> [YOUR TASK]
Return the count of lines that hold the string "проходит", with no other words.

> [Stored records]
· · · · · · ·
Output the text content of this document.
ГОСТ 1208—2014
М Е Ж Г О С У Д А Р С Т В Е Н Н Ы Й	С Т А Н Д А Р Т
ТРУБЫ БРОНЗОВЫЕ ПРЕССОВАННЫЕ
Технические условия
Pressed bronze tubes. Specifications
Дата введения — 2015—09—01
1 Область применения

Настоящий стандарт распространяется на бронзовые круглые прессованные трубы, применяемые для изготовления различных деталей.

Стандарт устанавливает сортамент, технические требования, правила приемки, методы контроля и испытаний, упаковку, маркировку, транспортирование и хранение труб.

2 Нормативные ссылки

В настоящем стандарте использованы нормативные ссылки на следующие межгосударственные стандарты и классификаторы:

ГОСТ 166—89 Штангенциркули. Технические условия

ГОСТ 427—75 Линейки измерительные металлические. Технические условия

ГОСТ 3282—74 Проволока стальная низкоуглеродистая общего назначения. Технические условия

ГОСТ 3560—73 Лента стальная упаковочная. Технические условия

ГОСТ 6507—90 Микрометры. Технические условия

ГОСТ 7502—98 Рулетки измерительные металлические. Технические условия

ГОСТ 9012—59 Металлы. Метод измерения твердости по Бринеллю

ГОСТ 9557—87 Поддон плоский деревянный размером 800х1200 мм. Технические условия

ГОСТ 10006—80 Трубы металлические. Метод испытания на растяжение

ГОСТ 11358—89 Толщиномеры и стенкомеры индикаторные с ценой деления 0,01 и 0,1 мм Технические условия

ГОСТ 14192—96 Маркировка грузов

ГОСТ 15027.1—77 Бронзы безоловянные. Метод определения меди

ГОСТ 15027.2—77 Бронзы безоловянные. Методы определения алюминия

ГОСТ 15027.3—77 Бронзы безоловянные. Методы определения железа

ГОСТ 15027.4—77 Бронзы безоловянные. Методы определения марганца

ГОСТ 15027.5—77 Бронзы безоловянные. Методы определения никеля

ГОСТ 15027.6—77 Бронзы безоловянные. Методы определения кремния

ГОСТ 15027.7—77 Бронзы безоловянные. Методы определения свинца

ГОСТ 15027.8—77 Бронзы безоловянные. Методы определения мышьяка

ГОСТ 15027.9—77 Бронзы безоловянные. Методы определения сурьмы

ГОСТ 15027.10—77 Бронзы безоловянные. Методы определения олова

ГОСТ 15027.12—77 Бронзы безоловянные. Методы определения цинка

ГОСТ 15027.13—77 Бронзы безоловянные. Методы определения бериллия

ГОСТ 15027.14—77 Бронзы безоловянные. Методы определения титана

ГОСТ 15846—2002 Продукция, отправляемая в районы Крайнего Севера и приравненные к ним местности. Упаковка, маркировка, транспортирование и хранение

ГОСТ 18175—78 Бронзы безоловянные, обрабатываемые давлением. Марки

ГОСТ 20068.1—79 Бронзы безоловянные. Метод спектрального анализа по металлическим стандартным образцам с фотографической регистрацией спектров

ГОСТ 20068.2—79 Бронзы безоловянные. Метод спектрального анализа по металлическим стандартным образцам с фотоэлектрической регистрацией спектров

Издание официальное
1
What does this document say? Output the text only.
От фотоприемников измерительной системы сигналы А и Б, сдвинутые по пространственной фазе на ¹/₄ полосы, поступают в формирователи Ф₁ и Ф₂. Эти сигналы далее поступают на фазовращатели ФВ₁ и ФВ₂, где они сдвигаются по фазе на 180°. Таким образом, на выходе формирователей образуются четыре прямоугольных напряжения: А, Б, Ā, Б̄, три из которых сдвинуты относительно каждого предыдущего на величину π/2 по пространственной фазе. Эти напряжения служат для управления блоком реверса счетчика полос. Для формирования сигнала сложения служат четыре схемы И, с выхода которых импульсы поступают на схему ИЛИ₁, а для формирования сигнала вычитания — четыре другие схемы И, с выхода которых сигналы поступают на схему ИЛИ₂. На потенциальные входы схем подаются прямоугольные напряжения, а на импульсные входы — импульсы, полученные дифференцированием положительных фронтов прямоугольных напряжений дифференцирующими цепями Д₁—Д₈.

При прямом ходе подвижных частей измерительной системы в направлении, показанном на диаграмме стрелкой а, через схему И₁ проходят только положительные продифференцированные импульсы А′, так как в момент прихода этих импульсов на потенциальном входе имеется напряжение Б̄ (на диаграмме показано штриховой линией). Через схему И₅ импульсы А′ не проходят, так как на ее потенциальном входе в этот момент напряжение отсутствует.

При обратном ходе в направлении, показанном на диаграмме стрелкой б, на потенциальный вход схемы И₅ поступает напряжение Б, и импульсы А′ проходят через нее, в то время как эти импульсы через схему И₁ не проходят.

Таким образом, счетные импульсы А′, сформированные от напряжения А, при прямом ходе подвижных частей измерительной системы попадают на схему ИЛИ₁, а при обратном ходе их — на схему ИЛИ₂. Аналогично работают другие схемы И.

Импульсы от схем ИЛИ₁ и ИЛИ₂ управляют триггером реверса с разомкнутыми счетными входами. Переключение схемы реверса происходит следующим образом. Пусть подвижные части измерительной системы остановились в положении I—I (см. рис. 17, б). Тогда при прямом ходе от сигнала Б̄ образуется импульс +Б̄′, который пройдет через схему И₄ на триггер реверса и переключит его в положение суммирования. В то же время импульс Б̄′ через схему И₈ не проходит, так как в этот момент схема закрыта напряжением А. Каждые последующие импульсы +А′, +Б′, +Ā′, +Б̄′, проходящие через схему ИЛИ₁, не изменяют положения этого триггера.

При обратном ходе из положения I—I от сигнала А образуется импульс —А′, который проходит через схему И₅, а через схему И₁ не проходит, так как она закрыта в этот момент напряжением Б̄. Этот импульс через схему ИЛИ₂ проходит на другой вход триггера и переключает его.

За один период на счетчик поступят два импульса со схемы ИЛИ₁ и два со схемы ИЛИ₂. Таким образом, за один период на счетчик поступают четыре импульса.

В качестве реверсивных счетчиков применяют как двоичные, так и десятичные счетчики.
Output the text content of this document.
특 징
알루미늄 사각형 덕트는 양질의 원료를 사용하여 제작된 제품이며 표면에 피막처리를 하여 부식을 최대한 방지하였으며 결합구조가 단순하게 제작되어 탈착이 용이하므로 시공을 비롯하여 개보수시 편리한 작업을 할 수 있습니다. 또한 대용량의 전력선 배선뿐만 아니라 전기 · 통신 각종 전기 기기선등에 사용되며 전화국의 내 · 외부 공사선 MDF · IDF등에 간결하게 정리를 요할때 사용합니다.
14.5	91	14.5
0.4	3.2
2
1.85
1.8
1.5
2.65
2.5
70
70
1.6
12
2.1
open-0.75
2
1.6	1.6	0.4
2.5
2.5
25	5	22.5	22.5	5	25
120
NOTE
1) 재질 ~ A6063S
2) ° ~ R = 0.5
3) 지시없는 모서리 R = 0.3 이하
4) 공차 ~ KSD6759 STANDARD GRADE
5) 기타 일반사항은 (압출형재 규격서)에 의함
· · · · · · ·
> [TASK RESULT]
2